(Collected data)
>> begin
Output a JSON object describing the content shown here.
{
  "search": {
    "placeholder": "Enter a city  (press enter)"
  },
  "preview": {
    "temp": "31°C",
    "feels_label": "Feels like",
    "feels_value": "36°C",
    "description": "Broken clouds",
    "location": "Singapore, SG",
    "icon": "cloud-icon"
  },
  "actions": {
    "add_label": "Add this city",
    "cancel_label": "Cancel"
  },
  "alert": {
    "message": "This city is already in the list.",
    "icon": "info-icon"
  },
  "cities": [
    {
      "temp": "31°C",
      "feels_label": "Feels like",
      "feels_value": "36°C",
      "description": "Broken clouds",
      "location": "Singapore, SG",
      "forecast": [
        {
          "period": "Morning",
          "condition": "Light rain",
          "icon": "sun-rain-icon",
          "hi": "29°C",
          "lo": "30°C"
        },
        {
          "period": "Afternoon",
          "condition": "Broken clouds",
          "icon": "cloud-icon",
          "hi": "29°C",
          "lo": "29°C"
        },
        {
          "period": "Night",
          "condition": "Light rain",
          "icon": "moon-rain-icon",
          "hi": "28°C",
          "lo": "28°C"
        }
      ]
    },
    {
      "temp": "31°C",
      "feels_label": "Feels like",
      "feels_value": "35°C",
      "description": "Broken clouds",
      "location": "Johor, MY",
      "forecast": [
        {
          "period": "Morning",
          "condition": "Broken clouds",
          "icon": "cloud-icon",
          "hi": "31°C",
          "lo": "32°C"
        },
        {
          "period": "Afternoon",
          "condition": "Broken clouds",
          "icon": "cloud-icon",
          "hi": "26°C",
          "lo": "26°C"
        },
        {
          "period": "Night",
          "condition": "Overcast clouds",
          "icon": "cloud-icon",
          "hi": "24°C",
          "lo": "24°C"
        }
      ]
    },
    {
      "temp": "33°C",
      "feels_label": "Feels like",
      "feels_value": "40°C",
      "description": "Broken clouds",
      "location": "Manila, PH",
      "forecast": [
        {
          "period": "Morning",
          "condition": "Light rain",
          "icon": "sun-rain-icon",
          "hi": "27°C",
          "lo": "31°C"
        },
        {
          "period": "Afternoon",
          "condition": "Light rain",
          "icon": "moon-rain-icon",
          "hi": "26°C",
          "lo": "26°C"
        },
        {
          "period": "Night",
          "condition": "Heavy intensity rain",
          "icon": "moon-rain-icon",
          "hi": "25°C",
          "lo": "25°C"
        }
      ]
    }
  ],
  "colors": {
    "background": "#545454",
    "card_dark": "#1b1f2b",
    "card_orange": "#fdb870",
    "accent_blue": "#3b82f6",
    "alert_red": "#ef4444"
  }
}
>> end
**What is asked**
Copy out the whole listing exactly; please set it all down.

**Task answer**
Output a JSON object describing the content shown here.
{
  "search": {
    "placeholder": "Enter a city  (press enter)"
  },
  "preview": {
    "temp": "31°C",
    "feels_label": "Feels like",
    "feels_value": "36°C",
    "description": "Broken clouds",
    "location": "Singapore, SG",
    "icon": "cloud-icon"
  },
  "actions": {
    "add_label": "Add this city",
    "cancel_label": "Cancel"
  },
  "alert": {
    "message": "This city is already in the list.",
    "icon": "info-icon"
  },
  "cities": [
    {
      "temp": "31°C",
      "feels_label": "Feels like",
      "feels_value": "36°C",
      "description": "Broken clouds",
      "location": "Singapore, SG",
      "forecast": [
        {
          "period": "Morning",
          "condition": "Light rain",
          "icon": "sun-rain-icon",
          "hi": "29°C",
          "lo": "30°C"
        },
        {
          "period": "Afternoon",
          "condition": "Broken clouds",
          "icon": "cloud-icon",
          "hi": "29°C",
          "lo": "29°C"
        },
        {
          "period": "Night",
          "condition": "Light rain",
          "icon": "moon-rain-icon",
          "hi": "28°C",
          "lo": "28°C"
        }
      ]
    },
    {
      "temp": "31°C",
      "feels_label": "Feels like",
      "feels_value": "35°C",
      "description": "Broken clouds",
      "location": "Johor, MY",
      "forecast": [
        {
          "period": "Morning",
          "condition": "Broken clouds",
          "icon": "cloud-icon",
          "hi": "31°C",
          "lo": "32°C"
        },
        {
          "period": "Afternoon",
          "condition": "Broken clouds",
          "icon": "cloud-icon",
          "hi": "26°C",
          "lo": "26°C"
        },
        {
          "period": "Night",
          "condition": "Overcast clouds",
          "icon": "cloud-icon",
          "hi": "24°C",
          "lo": "24°C"
        }
      ]
    },
    {
      "temp": "33°C",
      "feels_label": "Feels like",
      "feels_value": "40°C",
      "description": "Broken clouds",
      "location": "Manila, PH",
      "forecast": [
        {
          "period": "Morning",
          "condition": "Light rain",
          "icon": "sun-rain-icon",
          "hi": "27°C",
          "lo": "31°C"
        },
        {
          "period": "Afternoon",
          "condition": "Light rain",
          "icon": "moon-rain-icon",
          "hi": "26°C",
          "lo": "26°C"
        },
        {
          "period": "Night",
          "condition": "Heavy intensity rain",
          "icon": "moon-rain-icon",
          "hi": "25°C",
          "lo": "25°C"
        }
      ]
    }
  ],
  "colors": {
    "background": "#545454",
    "card_dark": "#1b1f2b",
    "card_orange": "#fdb870",
    "accent_blue": "#3b82f6",
    "alert_red": "#ef4444"
  }
}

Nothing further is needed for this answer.